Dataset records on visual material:
— Begin —
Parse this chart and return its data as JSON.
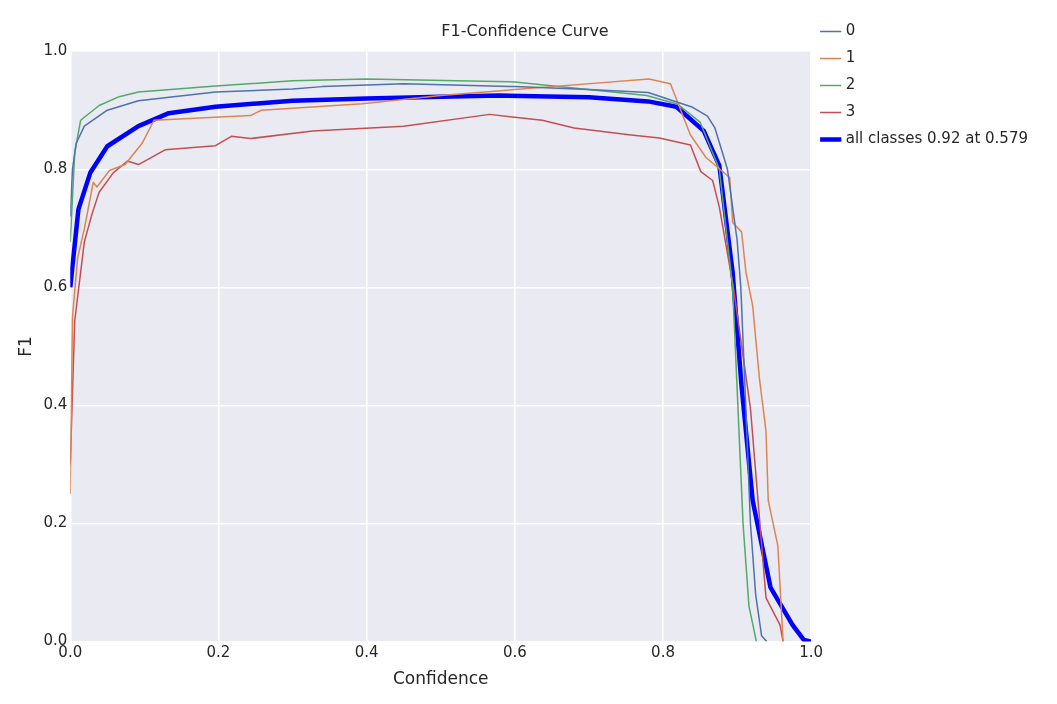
{
  "chart_data": {
    "type": "line",
    "title": "F1-Confidence Curve",
    "xlabel": "Confidence",
    "ylabel": "F1",
    "xlim": [
      0,
      1
    ],
    "ylim": [
      0,
      1
    ],
    "xticks": [
      {
        "value": 0,
        "label": "0.0"
      },
      0.2,
      0.4,
      0.6,
      0.8,
      {
        "value": 1,
        "label": "1.0"
      }
    ],
    "yticks": [
      {
        "value": 0,
        "label": "0.0"
      },
      0.2,
      0.4,
      0.6,
      0.8,
      {
        "value": 1,
        "label": "1.0"
      }
    ],
    "grid": true,
    "legend": "top right",
    "marker": "none",
    "line_style": "solid",
    "series": [
      {
        "name": "0",
        "color": "#4c72b0",
        "x": [
          0,
          0.003,
          0.008,
          0.019,
          0.05,
          0.092,
          0.196,
          0.3,
          0.34,
          0.45,
          0.6,
          0.7,
          0.78,
          0.84,
          0.86,
          0.87,
          0.887,
          0.9,
          0.905,
          0.91,
          0.918,
          0.925,
          0.933,
          0.94
        ],
        "values": [
          0.72,
          0.8,
          0.844,
          0.873,
          0.9,
          0.916,
          0.931,
          0.936,
          0.94,
          0.945,
          0.94,
          0.935,
          0.93,
          0.905,
          0.89,
          0.87,
          0.8,
          0.68,
          0.6,
          0.45,
          0.2,
          0.08,
          0.01,
          0
        ]
      },
      {
        "name": "1",
        "color": "#dd8452",
        "x": [
          0,
          0.003,
          0.01,
          0.019,
          0.031,
          0.036,
          0.053,
          0.074,
          0.097,
          0.113,
          0.243,
          0.258,
          0.394,
          0.5,
          0.65,
          0.781,
          0.81,
          0.837,
          0.858,
          0.89,
          0.894,
          0.906,
          0.912,
          0.921,
          0.93,
          0.939,
          0.942,
          0.955,
          0.96,
          0.962
        ],
        "values": [
          0.25,
          0.55,
          0.65,
          0.699,
          0.778,
          0.77,
          0.798,
          0.808,
          0.844,
          0.883,
          0.891,
          0.9,
          0.911,
          0.925,
          0.94,
          0.953,
          0.945,
          0.858,
          0.82,
          0.786,
          0.71,
          0.694,
          0.625,
          0.569,
          0.447,
          0.356,
          0.239,
          0.162,
          0.047,
          0
        ]
      },
      {
        "name": "2",
        "color": "#55a868",
        "x": [
          0,
          0.006,
          0.014,
          0.039,
          0.066,
          0.092,
          0.196,
          0.3,
          0.4,
          0.6,
          0.778,
          0.82,
          0.85,
          0.876,
          0.894,
          0.908,
          0.916,
          0.926
        ],
        "values": [
          0.677,
          0.828,
          0.883,
          0.908,
          0.923,
          0.931,
          0.941,
          0.95,
          0.953,
          0.948,
          0.925,
          0.91,
          0.88,
          0.8,
          0.6,
          0.2,
          0.06,
          0
        ]
      },
      {
        "name": "3",
        "color": "#c44e52",
        "x": [
          0,
          0.006,
          0.019,
          0.03,
          0.039,
          0.058,
          0.077,
          0.092,
          0.128,
          0.196,
          0.218,
          0.243,
          0.327,
          0.45,
          0.566,
          0.637,
          0.68,
          0.757,
          0.795,
          0.837,
          0.851,
          0.867,
          0.876,
          0.895,
          0.918,
          0.939,
          0.958,
          0.962
        ],
        "values": [
          0.3,
          0.543,
          0.677,
          0.727,
          0.761,
          0.794,
          0.814,
          0.808,
          0.833,
          0.84,
          0.856,
          0.852,
          0.865,
          0.873,
          0.893,
          0.883,
          0.87,
          0.858,
          0.853,
          0.841,
          0.796,
          0.781,
          0.736,
          0.6,
          0.395,
          0.074,
          0.028,
          0
        ]
      },
      {
        "name": "all classes 0.92 at 0.579",
        "color": "#0000ff",
        "x": [
          0,
          0.011,
          0.027,
          0.05,
          0.092,
          0.133,
          0.196,
          0.3,
          0.4,
          0.5,
          0.579,
          0.7,
          0.78,
          0.818,
          0.855,
          0.876,
          0.894,
          0.906,
          0.921,
          0.945,
          0.975,
          0.99,
          1
        ],
        "values": [
          0.6,
          0.732,
          0.794,
          0.839,
          0.873,
          0.895,
          0.906,
          0.916,
          0.92,
          0.923,
          0.925,
          0.922,
          0.915,
          0.906,
          0.865,
          0.806,
          0.625,
          0.433,
          0.239,
          0.092,
          0.028,
          0.003,
          0
        ]
      }
    ]
  }
}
— End —
**Given request**
Output a single number: how many lines contain the word "name".

**Solution to the exercise**
5